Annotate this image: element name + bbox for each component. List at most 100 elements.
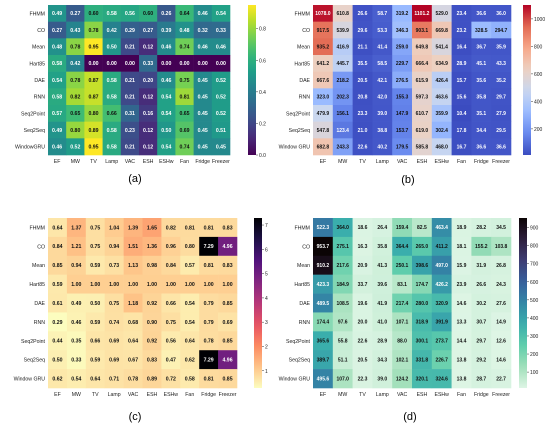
heatmap-cell [332, 121, 353, 139]
heatmap-cell [431, 293, 452, 313]
heatmap-cell [48, 293, 68, 313]
cell-value-label: 36.6 [476, 144, 486, 150]
heatmap-cell [332, 138, 353, 156]
cell-value-label: 0.75 [166, 320, 176, 326]
heatmap-cell [412, 293, 433, 313]
cell-value-label: 300.1 [416, 339, 429, 345]
cell-value-label: 0.54 [52, 78, 62, 84]
cell-value-label: 0.82 [166, 225, 176, 231]
row-label: Seq2Seq [289, 358, 310, 364]
heatmap-cell [139, 138, 158, 156]
heatmap-panel-2: 1078.0 610.8 26.6 58.7 319.2 1101.2 529.0 23.4 3… [279, 5, 545, 186]
cell-value-label: 0.12 [143, 128, 153, 134]
cell-value-label: 0.56 [125, 11, 135, 17]
cell-value-label: 0.00 [161, 61, 171, 67]
cell-value-label: 320.1 [416, 376, 429, 382]
cell-value-label: 495.6 [317, 376, 330, 382]
cell-value-label: 0.48 [179, 28, 189, 34]
cell-value-label: 1.00 [204, 282, 214, 288]
heatmap-cell [142, 369, 162, 389]
cell-value-label: 0.58 [107, 145, 117, 151]
row-label: Hart85 [29, 61, 45, 67]
cell-value-label: 0.81 [185, 225, 195, 231]
column-label: ESHw [434, 159, 449, 165]
heatmap-cell [491, 55, 512, 72]
cell-value-label: 328.5 [475, 28, 488, 34]
heatmap-cell [180, 236, 200, 257]
cell-value-label: 0.33 [71, 358, 81, 364]
cell-value-label: 0.78 [70, 78, 80, 84]
heatmap-cell [193, 5, 213, 22]
heatmap-cell [199, 331, 219, 351]
heatmap-cell [85, 255, 105, 275]
colorbar-tick-label: 100 [530, 370, 539, 376]
column-label: ESHw [164, 392, 179, 398]
cell-value-label: 0.46 [198, 11, 208, 17]
heatmap-cell [218, 369, 238, 389]
heatmap-cell [451, 71, 472, 89]
heatmap-cell [431, 369, 452, 389]
cell-value-label: 26.4 [377, 225, 387, 231]
cell-value-label: 29.7 [496, 94, 506, 100]
cell-value-label: 641.2 [317, 61, 330, 67]
cell-value-label: 0.54 [161, 145, 171, 151]
row-label: Hart85 [294, 61, 310, 67]
heatmap-cell [48, 350, 68, 370]
heatmap-cell [180, 218, 200, 238]
heatmap-cell [85, 369, 105, 389]
heatmap-cell [48, 138, 67, 156]
heatmap-cell [332, 274, 353, 294]
heatmap-cell [161, 293, 181, 313]
cell-value-label: 0.62 [52, 376, 62, 382]
cell-value-label: 610.7 [416, 111, 429, 117]
cell-value-label: 0.85 [222, 301, 232, 307]
cell-value-label: 0.78 [70, 45, 80, 51]
heatmap-cell [199, 293, 219, 313]
heatmap-cell [332, 21, 353, 39]
cell-value-label: 0.81 [179, 95, 189, 101]
heatmap-cell [66, 138, 85, 156]
cell-value-label: 55.8 [338, 339, 348, 345]
heatmap-cell [431, 21, 452, 39]
cell-value-label: 33.7 [358, 282, 368, 288]
heatmap-cell [392, 105, 413, 122]
cell-value-label: 0.21 [125, 45, 135, 51]
cell-value-label: 0.27 [70, 11, 80, 17]
heatmap-cell [332, 331, 353, 351]
heatmap-cell [313, 293, 334, 313]
heatmap-cell [431, 71, 452, 89]
cell-value-label: 0.32 [198, 28, 208, 34]
heatmap-cell [352, 236, 373, 257]
heatmap-cell [193, 71, 213, 89]
row-label: RNN [34, 320, 45, 326]
heatmap-cell [175, 55, 194, 72]
heatmap-cell [392, 236, 413, 257]
cell-value-label: 0.80 [88, 111, 98, 117]
heatmap-cell [491, 369, 512, 389]
cell-value-label: 0.59 [90, 263, 100, 269]
cell-value-label: 0.57 [52, 111, 62, 117]
cell-value-label: 0.84 [52, 244, 62, 250]
heatmap-cell [491, 5, 512, 22]
heatmap-cell [313, 138, 334, 156]
cell-value-label: 41.4 [377, 44, 387, 50]
cell-value-label: 364.4 [396, 244, 409, 250]
heatmap-cell [104, 236, 124, 257]
heatmap-cell [313, 236, 334, 257]
cell-value-label: 155.2 [475, 244, 488, 250]
heatmap-cell [352, 293, 373, 313]
heatmap-cell [161, 331, 181, 351]
cell-value-label: 1.13 [128, 263, 138, 269]
heatmap-cell [313, 5, 334, 22]
heatmap-cell [431, 121, 452, 139]
cell-value-label: 0.27 [143, 28, 153, 34]
heatmap-cell [123, 331, 143, 351]
cell-value-label: 0.45 [198, 95, 208, 101]
heatmap-cell [193, 55, 213, 72]
heatmap-cell [157, 121, 176, 139]
cell-value-label: 0.61 [52, 301, 62, 307]
cell-value-label: 1.18 [128, 301, 138, 307]
cell-value-label: 0.89 [147, 376, 157, 382]
heatmap-cell [372, 312, 393, 332]
heatmap-cell [123, 236, 143, 257]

══════

• **Task objective**: Reproduce word for word the lines in the records above, starting with the line containing "heatmap-cell [332, 121, 353, 139]" and ending with the line containing "cell-value-label: 0.82 [166, 225, 176, 231]", including both of those lines.

• **The reply**:
heatmap-cell [332, 121, 353, 139]
heatmap-cell [431, 293, 452, 313]
heatmap-cell [48, 293, 68, 313]
cell-value-label: 36.6 [476, 144, 486, 150]
heatmap-cell [332, 138, 353, 156]
cell-value-label: 0.75 [166, 320, 176, 326]
heatmap-cell [412, 293, 433, 313]
cell-value-label: 300.1 [416, 339, 429, 345]
cell-value-label: 0.54 [52, 78, 62, 84]
cell-value-label: 0.82 [166, 225, 176, 231]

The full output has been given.